● Directions
Filter the records for lines holding the string "пищевого".
##### Given records #####
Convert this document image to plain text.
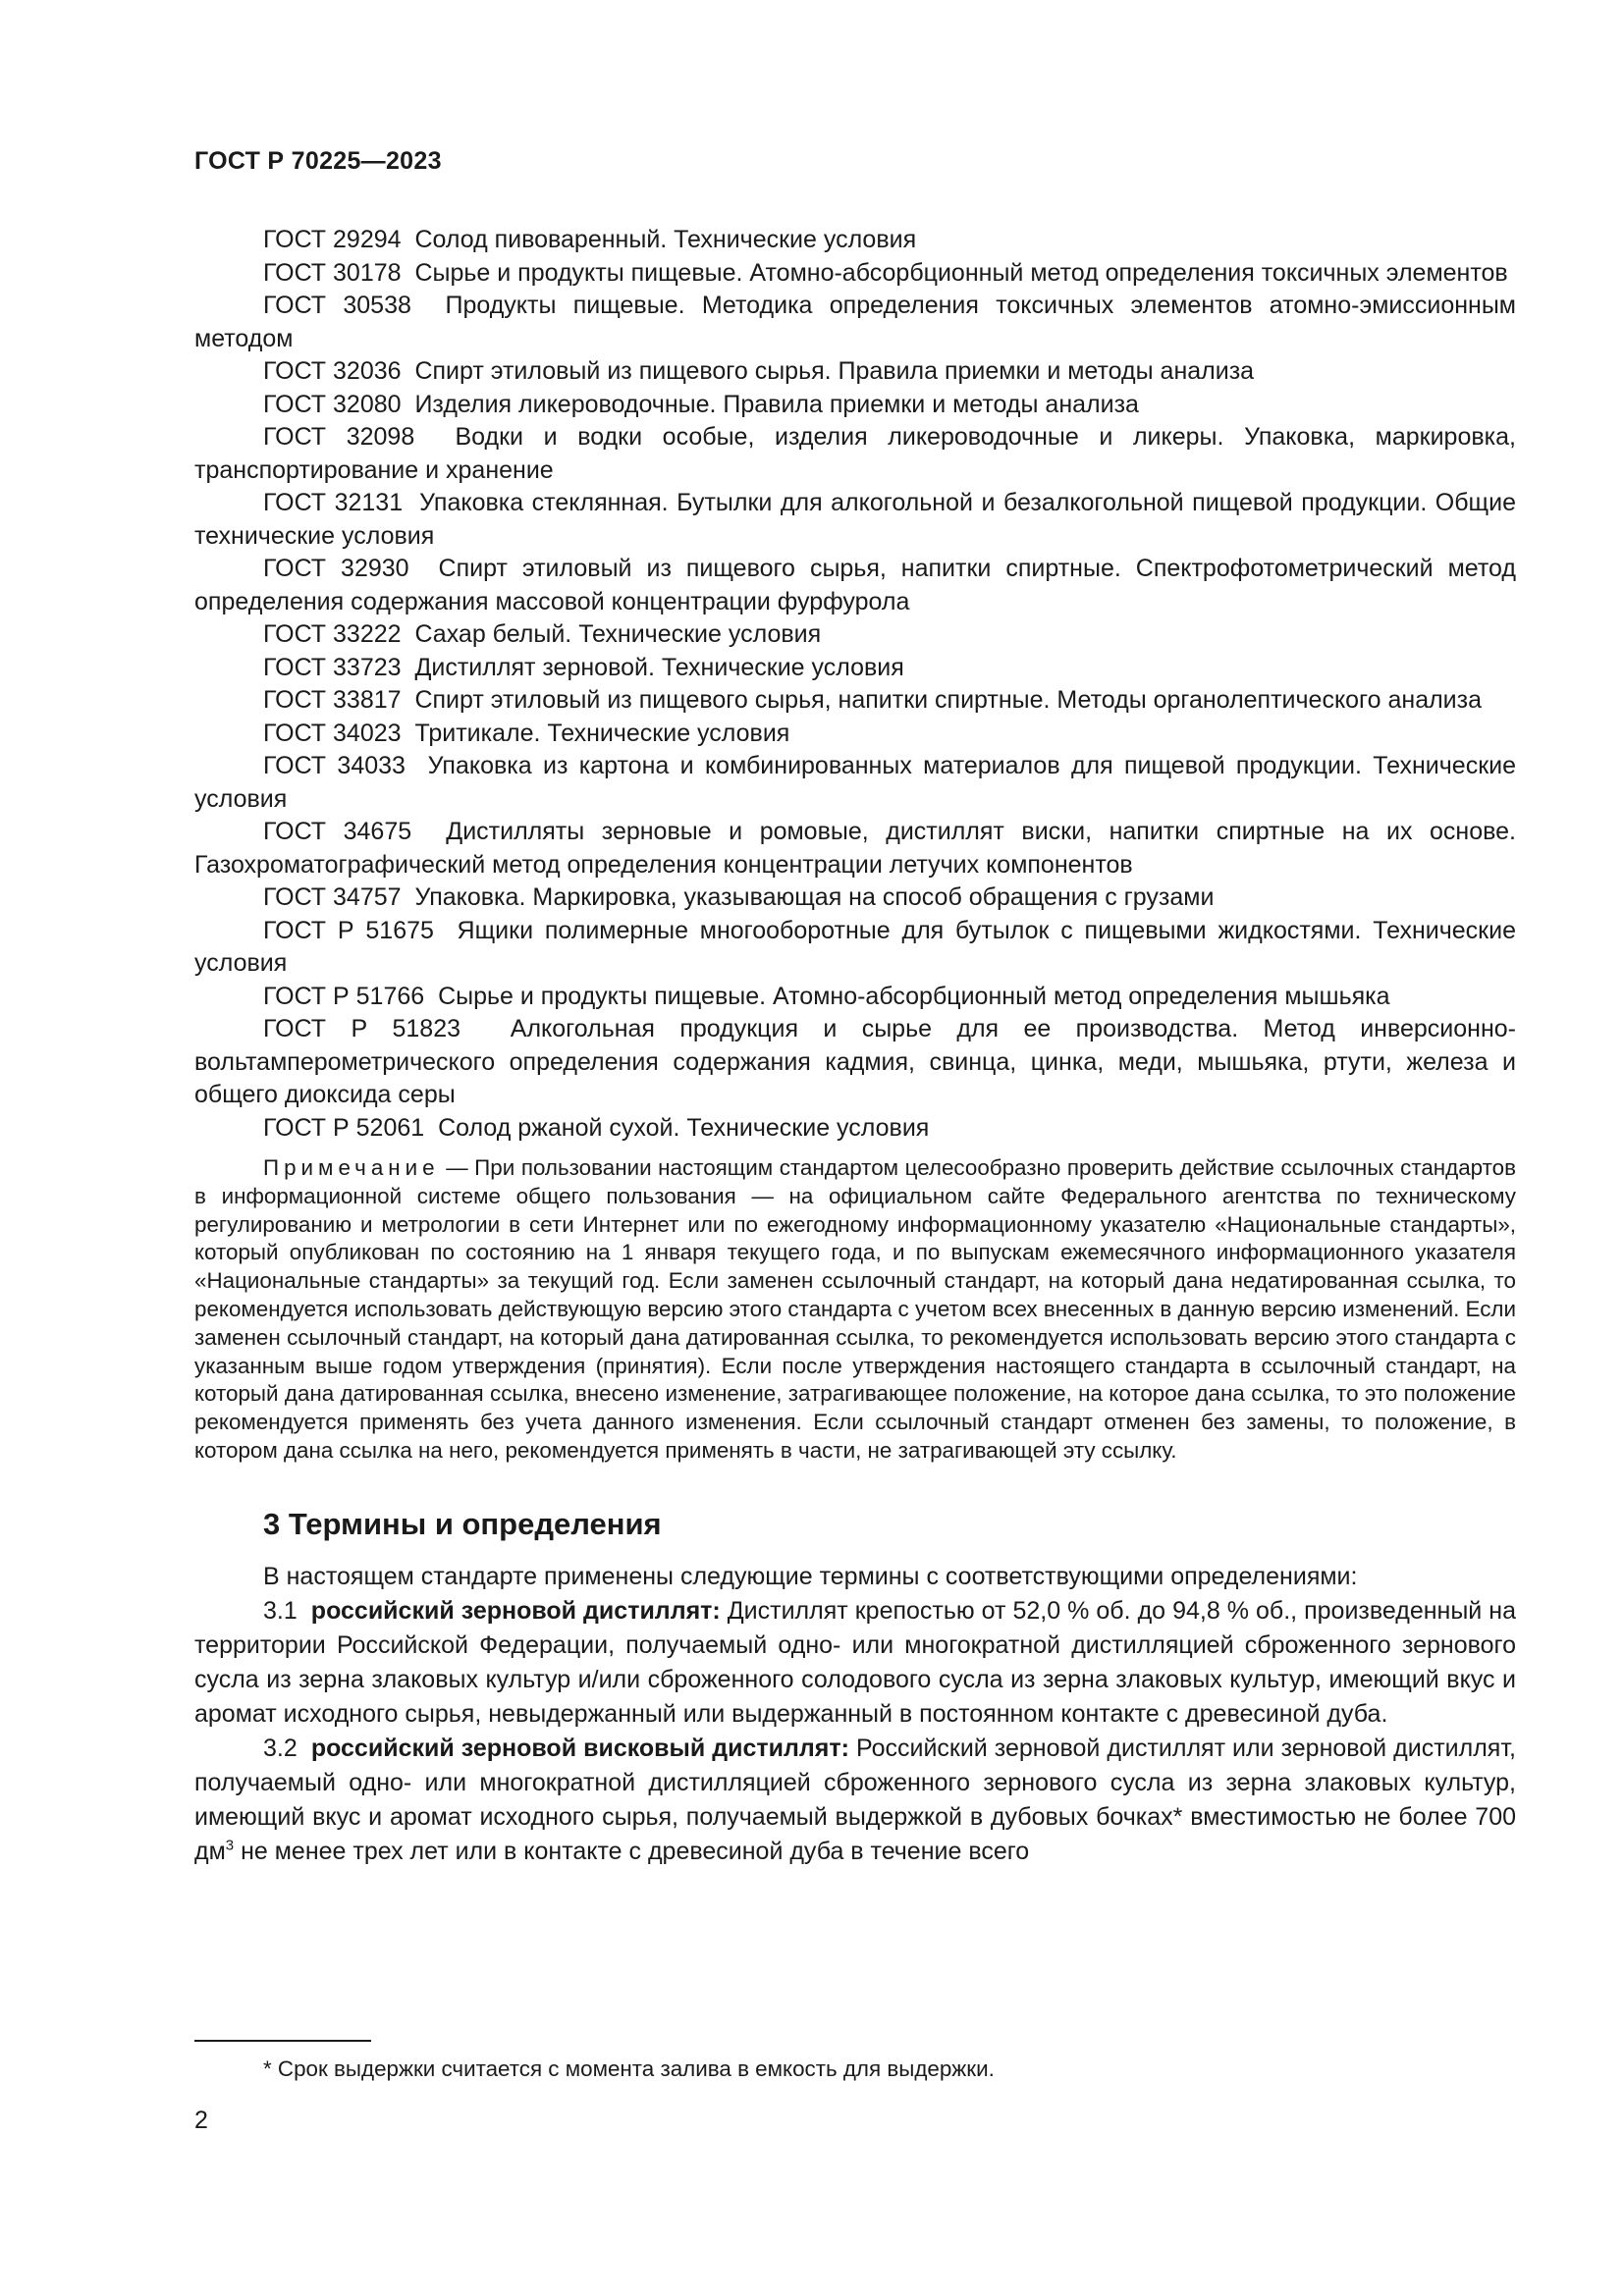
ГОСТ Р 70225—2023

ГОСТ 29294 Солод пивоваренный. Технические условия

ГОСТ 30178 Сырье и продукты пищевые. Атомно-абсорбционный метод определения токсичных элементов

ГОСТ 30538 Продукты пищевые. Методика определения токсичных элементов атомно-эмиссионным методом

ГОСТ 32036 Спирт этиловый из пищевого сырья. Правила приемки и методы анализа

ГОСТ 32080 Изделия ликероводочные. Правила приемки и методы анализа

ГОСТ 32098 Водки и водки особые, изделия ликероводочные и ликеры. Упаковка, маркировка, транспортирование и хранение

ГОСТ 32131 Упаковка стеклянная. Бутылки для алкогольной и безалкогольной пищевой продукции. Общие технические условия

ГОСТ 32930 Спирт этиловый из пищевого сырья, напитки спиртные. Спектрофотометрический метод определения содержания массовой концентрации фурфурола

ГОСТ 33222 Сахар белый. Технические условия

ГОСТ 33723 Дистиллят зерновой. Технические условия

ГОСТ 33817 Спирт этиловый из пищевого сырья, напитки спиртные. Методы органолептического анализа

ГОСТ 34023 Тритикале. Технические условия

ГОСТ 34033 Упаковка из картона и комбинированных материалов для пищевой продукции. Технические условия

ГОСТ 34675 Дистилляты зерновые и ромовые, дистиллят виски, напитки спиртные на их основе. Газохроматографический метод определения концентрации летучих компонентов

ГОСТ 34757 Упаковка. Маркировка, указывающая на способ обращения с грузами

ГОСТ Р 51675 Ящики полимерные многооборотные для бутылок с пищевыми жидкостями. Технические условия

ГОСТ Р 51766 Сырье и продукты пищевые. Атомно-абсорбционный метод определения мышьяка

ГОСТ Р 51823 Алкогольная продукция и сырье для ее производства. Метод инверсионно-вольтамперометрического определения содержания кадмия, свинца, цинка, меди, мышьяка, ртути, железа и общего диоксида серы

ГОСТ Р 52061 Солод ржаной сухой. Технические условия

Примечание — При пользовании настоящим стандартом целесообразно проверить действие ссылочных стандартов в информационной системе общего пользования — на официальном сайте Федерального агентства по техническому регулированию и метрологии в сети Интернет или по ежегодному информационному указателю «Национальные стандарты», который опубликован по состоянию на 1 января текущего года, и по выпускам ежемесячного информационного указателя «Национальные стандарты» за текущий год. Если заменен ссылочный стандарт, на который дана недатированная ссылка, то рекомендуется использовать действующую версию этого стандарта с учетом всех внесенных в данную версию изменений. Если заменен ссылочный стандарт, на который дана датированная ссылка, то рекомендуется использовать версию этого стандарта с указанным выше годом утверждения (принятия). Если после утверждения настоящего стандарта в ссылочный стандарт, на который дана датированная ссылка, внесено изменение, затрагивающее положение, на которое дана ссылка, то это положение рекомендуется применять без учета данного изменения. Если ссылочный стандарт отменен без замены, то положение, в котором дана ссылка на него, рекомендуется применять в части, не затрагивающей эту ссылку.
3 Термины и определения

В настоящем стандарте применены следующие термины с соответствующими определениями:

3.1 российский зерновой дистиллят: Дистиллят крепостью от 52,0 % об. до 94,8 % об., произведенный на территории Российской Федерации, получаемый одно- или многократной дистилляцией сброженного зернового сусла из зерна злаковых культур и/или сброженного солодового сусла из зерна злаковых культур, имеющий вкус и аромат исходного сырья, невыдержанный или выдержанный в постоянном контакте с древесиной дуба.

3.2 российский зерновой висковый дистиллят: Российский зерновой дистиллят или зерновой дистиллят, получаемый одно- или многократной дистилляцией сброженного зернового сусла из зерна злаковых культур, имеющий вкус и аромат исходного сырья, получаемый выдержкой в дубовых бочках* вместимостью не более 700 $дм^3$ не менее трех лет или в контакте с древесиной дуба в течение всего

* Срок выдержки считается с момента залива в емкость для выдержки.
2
#####
● Completed task
ГОСТ 32036 Спирт этиловый из пищевого сырья. Правила приемки и методы анализа
ГОСТ 32930 Спирт этиловый из пищевого сырья, напитки спиртные. Спектрофотометрический метод определения содержания массовой концентрации фурфурола
ГОСТ 33817 Спирт этиловый из пищевого сырья, напитки спиртные. Методы органолептического анализа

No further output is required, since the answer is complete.